Cento anni fa esistevano i giornali. Poi è arrivata la radio, ma i giornali non sono spariti.
Poi è arrivata la televisione, ma i giornali e la radio non sono spariti.
Poi è arrivato Internet, ma i giornali, la radio e la televisione non sono spariti.
E non spariranno. Video didn’t kill the radio stars.
Ma certo, si dovranno riadattare e rimodellare per restare al passo coi tempi. Mi trovo d’accordo con ciò che ha scritto il direttore della Gazzetta dello sport Andrea Monti ieri, 17 novembre 2014, presentando la nuova veste grafica del proprio quotidiano:
Fortuna vuole che la qualità migliore della Gazzetta non sia la resistenza bensì la “resilienza”, termine che la scienza usa per definire materiali o specie animali che sanno reagire al mutamento. La capacità di adattarsi non è mera sopravvivenza. E’ un’arte meravigliosa che richiede creatività e non ammette illusioni.

+ + + + +

◆ **CONSEGNA**:
Trascrivi alla lettera un passo del testo sui giornali. Parti dalle parole "Ma certo, si" e fermati dopo "non ammette illusioni.".

◆ **DATI MOSTRATI**:
+ + + + +

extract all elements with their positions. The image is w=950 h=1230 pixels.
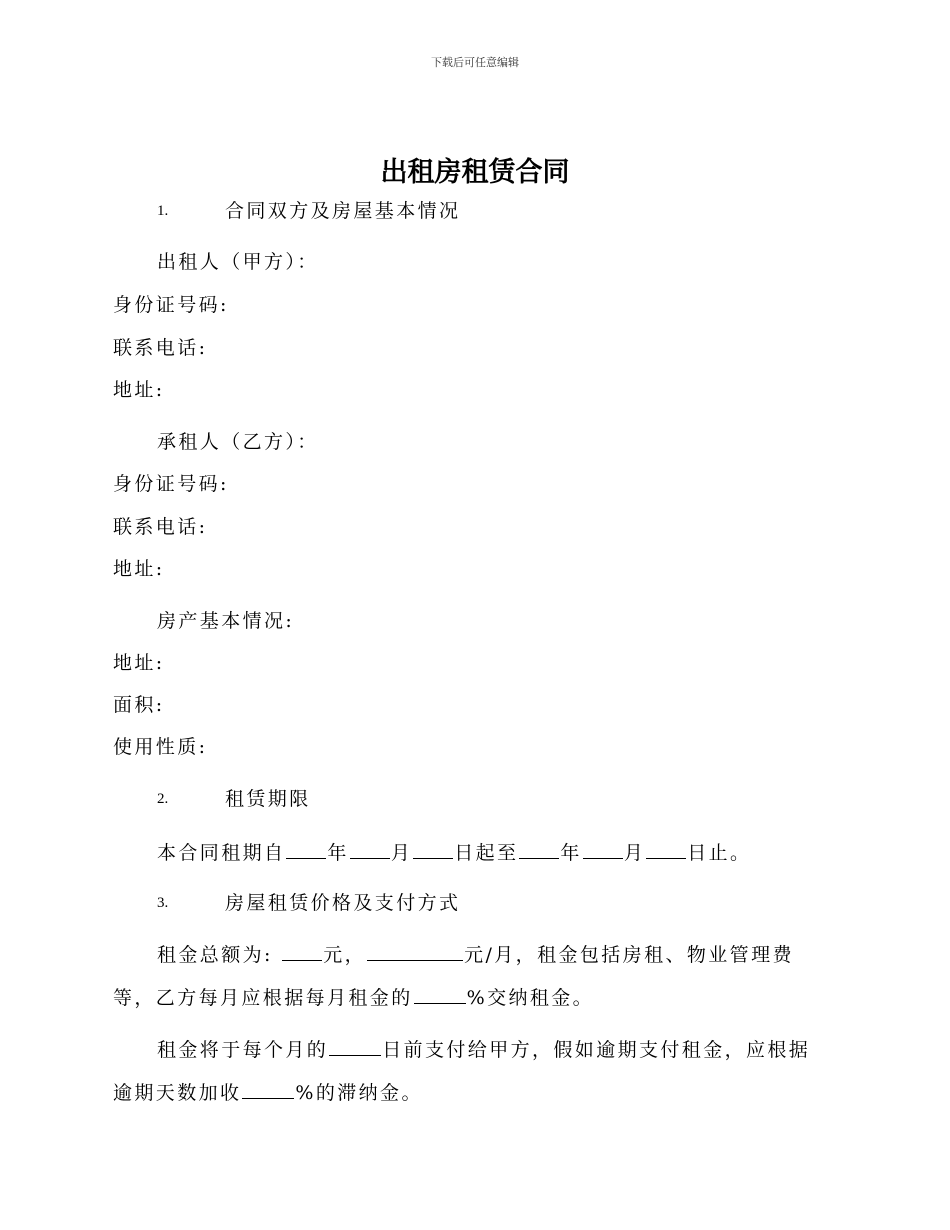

+ + + + +

◆ **RISPOSTA**:
Ma certo, si dovranno riadattare e rimodellare per restare al passo coi tempi. Mi trovo d’accordo con ciò che ha scritto il direttore della Gazzetta dello sport Andrea Monti ieri, 17 novembre 2014, presentando la nuova veste grafica del proprio quotidiano:
Fortuna vuole che la qualità migliore della Gazzetta non sia la resistenza bensì la “resilienza”, termine che la scienza usa per definire materiali o specie animali che sanno reagire al mutamento. La capacità di adattarsi non è mera sopravvivenza. E’ un’arte meravigliosa che richiede creatività e non ammette illusioni.